Written exercise: Provide an exact transcription of all the records.

--- BEGIN ---

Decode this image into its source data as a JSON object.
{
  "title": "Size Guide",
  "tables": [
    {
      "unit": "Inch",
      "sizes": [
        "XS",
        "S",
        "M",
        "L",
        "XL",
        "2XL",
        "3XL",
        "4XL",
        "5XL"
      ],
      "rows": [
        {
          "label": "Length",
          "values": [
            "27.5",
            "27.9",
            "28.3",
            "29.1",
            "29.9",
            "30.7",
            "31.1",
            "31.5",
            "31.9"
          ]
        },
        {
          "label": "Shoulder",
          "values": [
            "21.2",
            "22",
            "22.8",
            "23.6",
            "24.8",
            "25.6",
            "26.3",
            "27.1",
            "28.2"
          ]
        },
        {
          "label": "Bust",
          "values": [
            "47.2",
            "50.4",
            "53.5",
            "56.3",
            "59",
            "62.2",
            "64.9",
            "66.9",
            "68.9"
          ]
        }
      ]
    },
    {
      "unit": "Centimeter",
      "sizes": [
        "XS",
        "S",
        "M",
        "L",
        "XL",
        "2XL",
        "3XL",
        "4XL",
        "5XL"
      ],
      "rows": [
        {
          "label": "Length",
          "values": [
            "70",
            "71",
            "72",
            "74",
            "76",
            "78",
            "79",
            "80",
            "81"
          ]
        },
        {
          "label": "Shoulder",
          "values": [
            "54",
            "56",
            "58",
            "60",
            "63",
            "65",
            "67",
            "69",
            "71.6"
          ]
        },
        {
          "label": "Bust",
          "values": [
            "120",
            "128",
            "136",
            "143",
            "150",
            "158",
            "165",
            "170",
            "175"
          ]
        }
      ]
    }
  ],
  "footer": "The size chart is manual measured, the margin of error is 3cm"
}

--- END ---

Task answer:
Decode this image into its source data as a JSON object.
{
  "title": "Size Guide",
  "tables": [
    {
      "unit": "Inch",
      "sizes": [
        "XS",
        "S",
        "M",
        "L",
        "XL",
        "2XL",
        "3XL",
        "4XL",
        "5XL"
      ],
      "rows": [
        {
          "label": "Length",
          "values": [
            "27.5",
            "27.9",
            "28.3",
            "29.1",
            "29.9",
            "30.7",
            "31.1",
            "31.5",
            "31.9"
          ]
        },
        {
          "label": "Shoulder",
          "values": [
            "21.2",
            "22",
            "22.8",
            "23.6",
            "24.8",
            "25.6",
            "26.3",
            "27.1",
            "28.2"
          ]
        },
        {
          "label": "Bust",
          "values": [
            "47.2",
            "50.4",
            "53.5",
            "56.3",
            "59",
            "62.2",
            "64.9",
            "66.9",
            "68.9"
          ]
        }
      ]
    },
    {
      "unit": "Centimeter",
      "sizes": [
        "XS",
        "S",
        "M",
        "L",
        "XL",
        "2XL",
        "3XL",
        "4XL",
        "5XL"
      ],
      "rows": [
        {
          "label": "Length",
          "values": [
            "70",
            "71",
            "72",
            "74",
            "76",
            "78",
            "79",
            "80",
            "81"
          ]
        },
        {
          "label": "Shoulder",
          "values": [
            "54",
            "56",
            "58",
            "60",
            "63",
            "65",
            "67",
            "69",
            "71.6"
          ]
        },
        {
          "label": "Bust",
          "values": [
            "120",
            "128",
            "136",
            "143",
            "150",
            "158",
            "165",
            "170",
            "175"
          ]
        }
      ]
    }
  ],
  "footer": "The size chart is manual measured, the margin of error is 3cm"
}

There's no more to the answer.